Tally up the lines carrying the string "full" and respond with only the resulting number.

___ ENTRIES SHOWN ___

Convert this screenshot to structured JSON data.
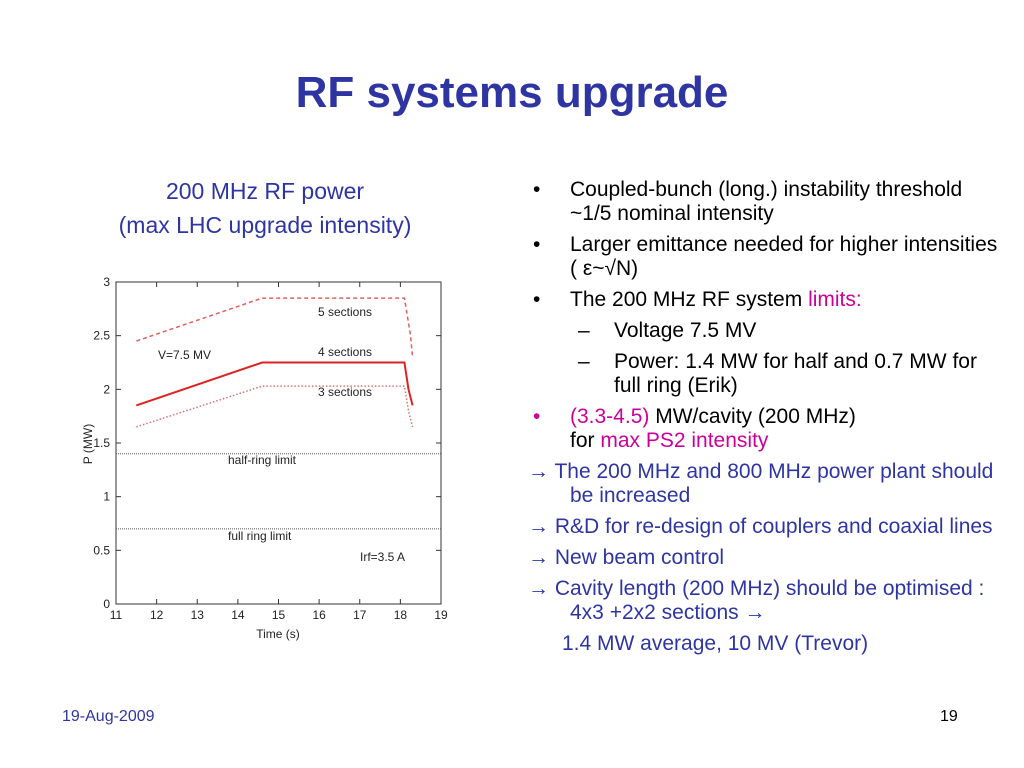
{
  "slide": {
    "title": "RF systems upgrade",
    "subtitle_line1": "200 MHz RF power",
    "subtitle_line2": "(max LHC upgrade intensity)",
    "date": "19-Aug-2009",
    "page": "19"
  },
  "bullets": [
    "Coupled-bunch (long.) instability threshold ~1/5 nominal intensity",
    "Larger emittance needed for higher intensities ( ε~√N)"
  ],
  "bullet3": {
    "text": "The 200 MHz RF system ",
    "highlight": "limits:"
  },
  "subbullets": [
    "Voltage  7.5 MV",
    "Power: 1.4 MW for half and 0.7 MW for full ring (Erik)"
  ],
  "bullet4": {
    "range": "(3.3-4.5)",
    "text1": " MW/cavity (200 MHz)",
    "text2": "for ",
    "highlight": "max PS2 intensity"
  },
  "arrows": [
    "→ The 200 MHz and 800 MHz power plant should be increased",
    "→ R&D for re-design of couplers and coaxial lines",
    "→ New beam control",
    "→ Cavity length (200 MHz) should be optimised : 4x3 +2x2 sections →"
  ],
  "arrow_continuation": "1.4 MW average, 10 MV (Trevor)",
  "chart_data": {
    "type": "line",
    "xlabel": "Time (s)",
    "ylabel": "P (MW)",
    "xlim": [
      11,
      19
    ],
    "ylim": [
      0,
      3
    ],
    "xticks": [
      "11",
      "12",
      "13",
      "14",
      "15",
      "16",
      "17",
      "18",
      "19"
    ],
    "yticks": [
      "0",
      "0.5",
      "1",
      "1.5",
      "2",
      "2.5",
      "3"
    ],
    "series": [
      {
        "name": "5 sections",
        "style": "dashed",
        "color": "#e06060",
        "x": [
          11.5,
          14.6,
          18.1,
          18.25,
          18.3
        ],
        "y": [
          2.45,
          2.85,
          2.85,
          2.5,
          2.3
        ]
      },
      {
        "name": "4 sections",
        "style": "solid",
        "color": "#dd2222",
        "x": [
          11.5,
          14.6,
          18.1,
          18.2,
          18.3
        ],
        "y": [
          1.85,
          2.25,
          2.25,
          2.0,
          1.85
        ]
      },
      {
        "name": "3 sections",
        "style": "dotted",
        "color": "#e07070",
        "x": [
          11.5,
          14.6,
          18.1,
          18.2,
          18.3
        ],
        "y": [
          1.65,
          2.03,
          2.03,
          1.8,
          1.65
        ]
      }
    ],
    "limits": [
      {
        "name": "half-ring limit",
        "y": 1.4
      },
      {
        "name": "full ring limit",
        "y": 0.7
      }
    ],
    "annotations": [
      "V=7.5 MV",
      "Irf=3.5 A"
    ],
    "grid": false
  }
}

___

WORKED ANSWER — 2